▶ _TASK MATERIAL_:
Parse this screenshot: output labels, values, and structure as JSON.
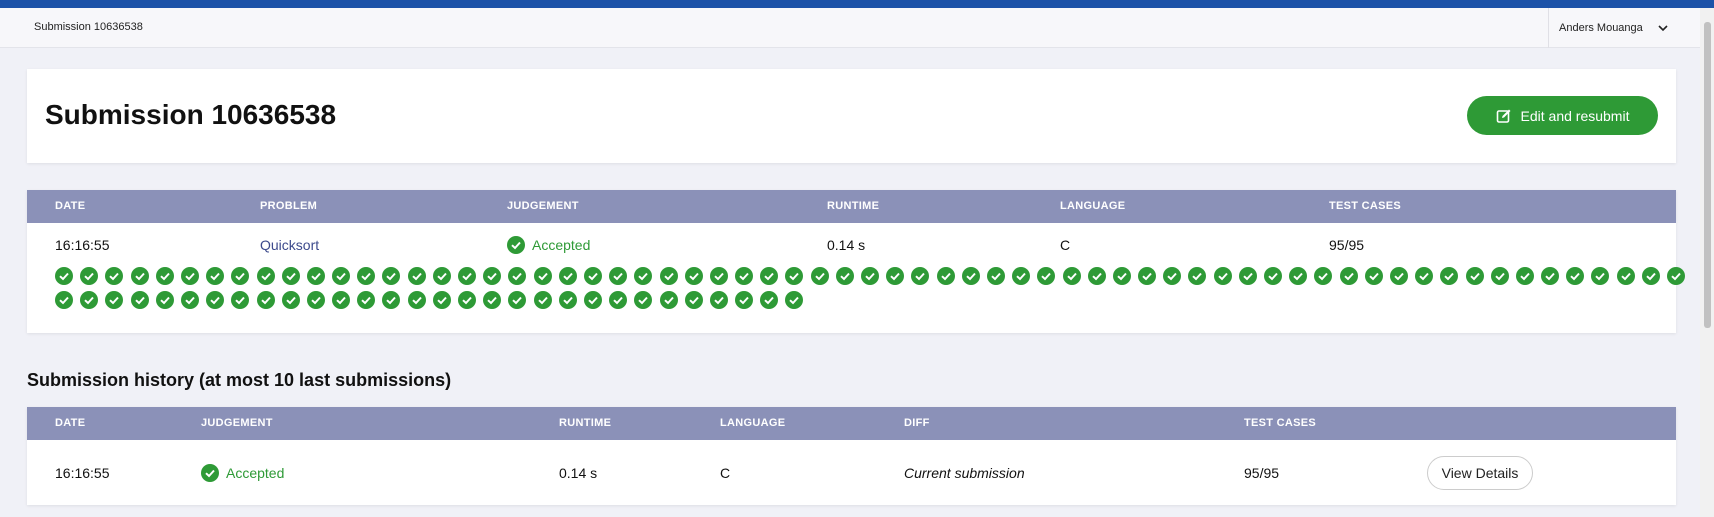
{
  "colors": {
    "accent_blue": "#1c52a8",
    "success_green": "#2e9a36",
    "table_header": "#8b91b8",
    "link": "#3c4a8c"
  },
  "topbar": {
    "breadcrumb": "Submission 10636538",
    "user_name": "Anders Mouanga",
    "user_icon": "chevron-down-icon"
  },
  "header": {
    "title": "Submission 10636538",
    "resubmit_label": "Edit and resubmit",
    "resubmit_icon": "edit-icon"
  },
  "details": {
    "columns": [
      "DATE",
      "PROBLEM",
      "JUDGEMENT",
      "RUNTIME",
      "LANGUAGE",
      "TEST CASES"
    ],
    "row": {
      "date": "16:16:55",
      "problem": "Quicksort",
      "judgement": "Accepted",
      "runtime": "0.14 s",
      "language": "C",
      "test_cases": "95/95"
    },
    "test_case_results": {
      "passed": 95,
      "total": 95,
      "icon": "check-circle-icon"
    }
  },
  "history": {
    "title": "Submission history (at most 10 last submissions)",
    "columns": [
      "DATE",
      "JUDGEMENT",
      "RUNTIME",
      "LANGUAGE",
      "DIFF",
      "TEST CASES"
    ],
    "rows": [
      {
        "date": "16:16:55",
        "judgement": "Accepted",
        "runtime": "0.14 s",
        "language": "C",
        "diff": "Current submission",
        "test_cases": "95/95",
        "action_label": "View Details"
      }
    ]
  }
}
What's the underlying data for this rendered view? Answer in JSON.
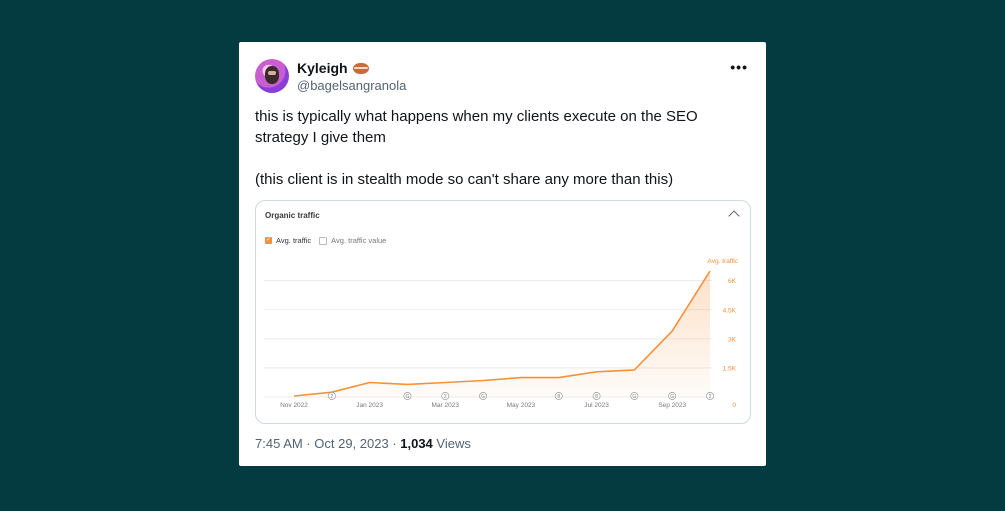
{
  "tweet": {
    "author_name": "Kyleigh",
    "author_emoji": "bagel-icon",
    "handle": "@bagelsangranola",
    "text_line1": "this is typically what happens when my clients execute on the SEO strategy I give them",
    "text_line2": "(this client is in stealth mode so can't share any more than this)",
    "time": "7:45 AM · Oct 29, 2023 · ",
    "views_count": "1,034",
    "views_label": " Views",
    "more_icon": "ellipsis-icon"
  },
  "colors": {
    "page_bg": "#033b40",
    "accent": "#f5913a"
  },
  "chart_card": {
    "title": "Organic traffic",
    "legend_on": "Avg. traffic",
    "legend_off": "Avg. traffic value",
    "axis_title": "Avg. traffic"
  },
  "chart_data": {
    "type": "area",
    "series": [
      {
        "name": "Avg. traffic",
        "x": [
          "Nov 2022",
          "Dec 2022",
          "Jan 2023",
          "Feb 2023",
          "Mar 2023",
          "Apr 2023",
          "May 2023",
          "Jun 2023",
          "Jul 2023",
          "Aug 2023",
          "Sep 2023",
          "Oct 2023"
        ],
        "values": [
          50,
          250,
          750,
          650,
          750,
          850,
          1000,
          1000,
          1300,
          1400,
          3400,
          6500
        ]
      }
    ],
    "x_tick_labels": [
      "Nov 2022",
      "Jan 2023",
      "Mar 2023",
      "May 2023",
      "Jul 2023",
      "Sep 2023"
    ],
    "y_ticks": [
      0,
      1500,
      3000,
      4500,
      6000
    ],
    "y_tick_labels": [
      "0",
      "1.5K",
      "3K",
      "4.5K",
      "6K"
    ],
    "ylim": [
      0,
      6500
    ],
    "grid": true,
    "y_axis_side": "right",
    "annotations": [
      {
        "month": "Dec 2022",
        "text": "2"
      },
      {
        "month": "Feb 2023",
        "text": "G"
      },
      {
        "month": "Mar 2023",
        "text": "2"
      },
      {
        "month": "Apr 2023",
        "text": "G"
      },
      {
        "month": "Jun 2023",
        "text": "8"
      },
      {
        "month": "Jul 2023",
        "text": "8"
      },
      {
        "month": "Aug 2023",
        "text": "G"
      },
      {
        "month": "Sep 2023",
        "text": "G"
      },
      {
        "month": "Oct 2023",
        "text": "2"
      }
    ]
  }
}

▶ _WRITTEN TASK_: Print the whole listing above once more, word for word, without its pictures.

▶ _THE RESPONSE_:
Parse this screenshot: output labels, values, and structure as JSON.
{
  "colors": {
    "accent_blue": "#1c52a8",
    "success_green": "#2e9a36",
    "table_header": "#8b91b8",
    "link": "#3c4a8c"
  },
  "topbar": {
    "breadcrumb": "Submission 10636538",
    "user_name": "Anders Mouanga",
    "user_icon": "chevron-down-icon"
  },
  "header": {
    "title": "Submission 10636538",
    "resubmit_label": "Edit and resubmit",
    "resubmit_icon": "edit-icon"
  },
  "details": {
    "columns": [
      "DATE",
      "PROBLEM",
      "JUDGEMENT",
      "RUNTIME",
      "LANGUAGE",
      "TEST CASES"
    ],
    "row": {
      "date": "16:16:55",
      "problem": "Quicksort",
      "judgement": "Accepted",
      "runtime": "0.14 s",
      "language": "C",
      "test_cases": "95/95"
    },
    "test_case_results": {
      "passed": 95,
      "total": 95,
      "icon": "check-circle-icon"
    }
  },
  "history": {
    "title": "Submission history (at most 10 last submissions)",
    "columns": [
      "DATE",
      "JUDGEMENT",
      "RUNTIME",
      "LANGUAGE",
      "DIFF",
      "TEST CASES"
    ],
    "rows": [
      {
        "date": "16:16:55",
        "judgement": "Accepted",
        "runtime": "0.14 s",
        "language": "C",
        "diff": "Current submission",
        "test_cases": "95/95",
        "action_label": "View Details"
      }
    ]
  }
}
What's the underlying data for this rendered view? Answer in JSON.
{
  "tweet": {
    "author_name": "Kyleigh",
    "author_emoji": "bagel-icon",
    "handle": "@bagelsangranola",
    "text_line1": "this is typically what happens when my clients execute on the SEO strategy I give them",
    "text_line2": "(this client is in stealth mode so can't share any more than this)",
    "time": "7:45 AM · Oct 29, 2023 · ",
    "views_count": "1,034",
    "views_label": " Views",
    "more_icon": "ellipsis-icon"
  },
  "colors": {
    "page_bg": "#033b40",
    "accent": "#f5913a"
  },
  "chart_card": {
    "title": "Organic traffic",
    "legend_on": "Avg. traffic",
    "legend_off": "Avg. traffic value",
    "axis_title": "Avg. traffic"
  },
  "chart_data": {
    "type": "area",
    "series": [
      {
        "name": "Avg. traffic",
        "x": [
          "Nov 2022",
          "Dec 2022",
          "Jan 2023",
          "Feb 2023",
          "Mar 2023",
          "Apr 2023",
          "May 2023",
          "Jun 2023",
          "Jul 2023",
          "Aug 2023",
          "Sep 2023",
          "Oct 2023"
        ],
        "values": [
          50,
          250,
          750,
          650,
          750,
          850,
          1000,
          1000,
          1300,
          1400,
          3400,
          6500
        ]
      }
    ],
    "x_tick_labels": [
      "Nov 2022",
      "Jan 2023",
      "Mar 2023",
      "May 2023",
      "Jul 2023",
      "Sep 2023"
    ],
    "y_ticks": [
      0,
      1500,
      3000,
      4500,
      6000
    ],
    "y_tick_labels": [
      "0",
      "1.5K",
      "3K",
      "4.5K",
      "6K"
    ],
    "ylim": [
      0,
      6500
    ],
    "grid": true,
    "y_axis_side": "right",
    "annotations": [
      {
        "month": "Dec 2022",
        "text": "2"
      },
      {
        "month": "Feb 2023",
        "text": "G"
      },
      {
        "month": "Mar 2023",
        "text": "2"
      },
      {
        "month": "Apr 2023",
        "text": "G"
      },
      {
        "month": "Jun 2023",
        "text": "8"
      },
      {
        "month": "Jul 2023",
        "text": "8"
      },
      {
        "month": "Aug 2023",
        "text": "G"
      },
      {
        "month": "Sep 2023",
        "text": "G"
      },
      {
        "month": "Oct 2023",
        "text": "2"
      }
    ]
  }
}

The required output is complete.